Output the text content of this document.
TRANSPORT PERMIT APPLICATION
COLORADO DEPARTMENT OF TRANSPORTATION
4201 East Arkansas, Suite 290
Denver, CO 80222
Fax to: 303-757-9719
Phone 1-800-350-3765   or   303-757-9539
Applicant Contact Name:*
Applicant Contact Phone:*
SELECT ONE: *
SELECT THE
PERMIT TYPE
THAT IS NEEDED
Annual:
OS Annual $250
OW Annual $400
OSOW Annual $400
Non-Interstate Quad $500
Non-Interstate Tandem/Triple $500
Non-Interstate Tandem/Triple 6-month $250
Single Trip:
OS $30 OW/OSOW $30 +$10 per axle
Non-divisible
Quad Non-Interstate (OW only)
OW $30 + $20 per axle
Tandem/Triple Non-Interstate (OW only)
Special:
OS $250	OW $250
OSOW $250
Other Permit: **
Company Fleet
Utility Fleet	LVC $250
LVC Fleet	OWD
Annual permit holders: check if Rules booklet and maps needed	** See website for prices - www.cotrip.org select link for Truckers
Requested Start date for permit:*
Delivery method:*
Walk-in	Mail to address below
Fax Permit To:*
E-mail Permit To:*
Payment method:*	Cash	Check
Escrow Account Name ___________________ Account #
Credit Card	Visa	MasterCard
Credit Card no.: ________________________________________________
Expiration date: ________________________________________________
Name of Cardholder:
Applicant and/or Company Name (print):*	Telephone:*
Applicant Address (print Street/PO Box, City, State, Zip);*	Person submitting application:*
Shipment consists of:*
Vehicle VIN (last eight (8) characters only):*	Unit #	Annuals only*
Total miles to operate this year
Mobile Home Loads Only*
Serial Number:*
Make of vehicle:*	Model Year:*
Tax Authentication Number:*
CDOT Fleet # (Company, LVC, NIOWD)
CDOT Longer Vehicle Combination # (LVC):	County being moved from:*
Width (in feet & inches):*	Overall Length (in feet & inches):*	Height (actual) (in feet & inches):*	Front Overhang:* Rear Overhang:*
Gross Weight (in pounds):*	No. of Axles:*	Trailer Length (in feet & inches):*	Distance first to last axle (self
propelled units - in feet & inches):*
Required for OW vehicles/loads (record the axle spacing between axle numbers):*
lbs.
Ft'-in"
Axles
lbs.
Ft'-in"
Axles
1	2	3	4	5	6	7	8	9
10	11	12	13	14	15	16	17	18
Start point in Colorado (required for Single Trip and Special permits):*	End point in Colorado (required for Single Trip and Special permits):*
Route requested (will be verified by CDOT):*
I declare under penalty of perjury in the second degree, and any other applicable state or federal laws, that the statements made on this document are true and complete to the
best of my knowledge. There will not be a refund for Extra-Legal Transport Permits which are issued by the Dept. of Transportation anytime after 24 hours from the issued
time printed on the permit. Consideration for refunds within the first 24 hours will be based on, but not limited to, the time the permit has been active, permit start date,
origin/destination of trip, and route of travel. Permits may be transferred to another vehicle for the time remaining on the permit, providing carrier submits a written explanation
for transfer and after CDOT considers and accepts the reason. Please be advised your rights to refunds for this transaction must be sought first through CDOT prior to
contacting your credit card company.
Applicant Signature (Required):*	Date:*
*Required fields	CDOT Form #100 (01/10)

• **Exercise details**: Count every line above that holds the word "your", and state the number and nothing more.

• **Reply**: 2